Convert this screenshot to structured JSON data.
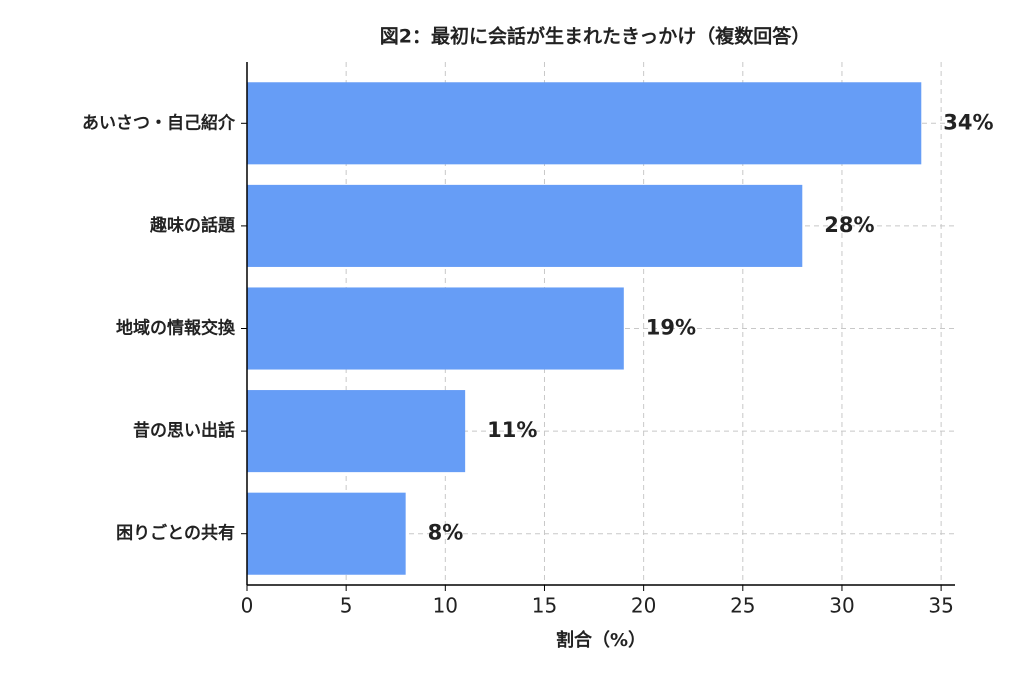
{
  "chart_data": {
    "type": "barh",
    "title": "図2：最初に会話が生まれたきっかけ（複数回答）",
    "xlabel": "割合（%）",
    "categories": [
      "あいさつ・自己紹介",
      "趣味の話題",
      "地域の情報交換",
      "昔の思い出話",
      "困りごとの共有"
    ],
    "values": [
      34,
      28,
      19,
      11,
      8
    ],
    "value_labels": [
      "34%",
      "28%",
      "19%",
      "11%",
      "8%"
    ],
    "color": "#669df6",
    "xlim": [
      0,
      35.7
    ],
    "xticks": [
      0,
      5,
      10,
      15,
      20,
      25,
      30,
      35
    ],
    "grid": true
  }
}
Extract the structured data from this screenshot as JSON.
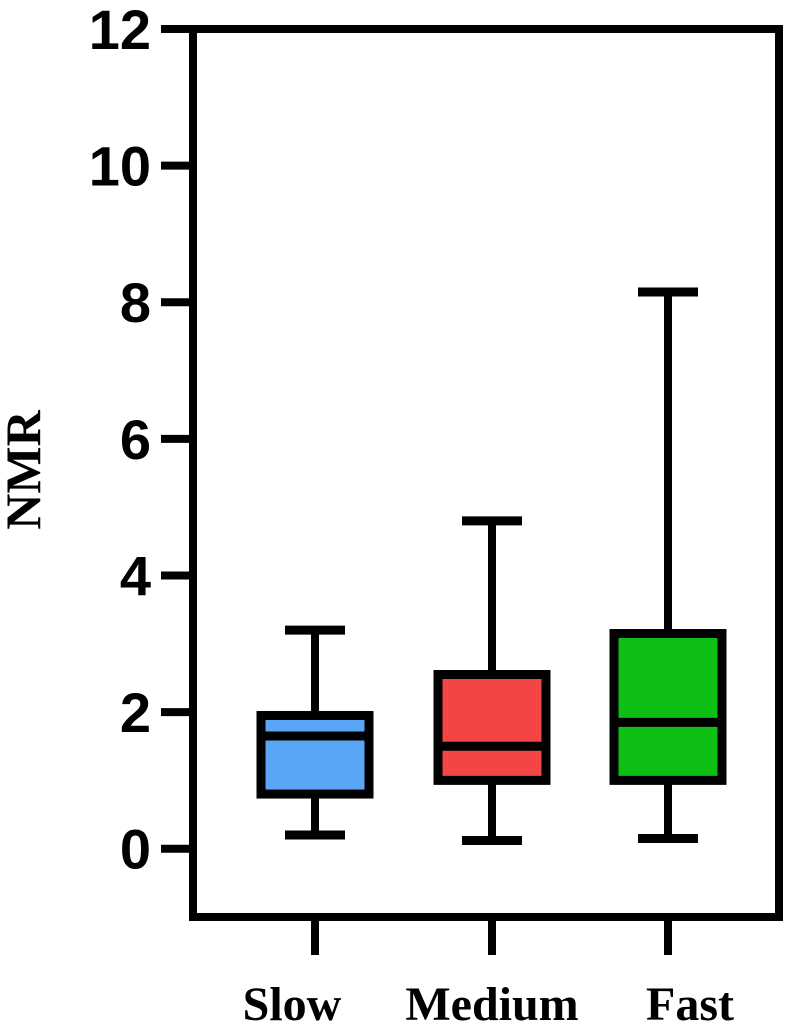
──────
## WHAT YOU HAVE TO DO
Copy every record above exactly as written, but leave out the pictures.

## OUTPUT
Convert this screenshot to structured JSON data.
{
  "chart_data": {
    "type": "barh",
    "title": "図2：最初に会話が生まれたきっかけ（複数回答）",
    "xlabel": "割合（%）",
    "categories": [
      "あいさつ・自己紹介",
      "趣味の話題",
      "地域の情報交換",
      "昔の思い出話",
      "困りごとの共有"
    ],
    "values": [
      34,
      28,
      19,
      11,
      8
    ],
    "value_labels": [
      "34%",
      "28%",
      "19%",
      "11%",
      "8%"
    ],
    "color": "#669df6",
    "xlim": [
      0,
      35.7
    ],
    "xticks": [
      0,
      5,
      10,
      15,
      20,
      25,
      30,
      35
    ],
    "grid": true
  }
}
Extract the structured data from this screenshot as JSON.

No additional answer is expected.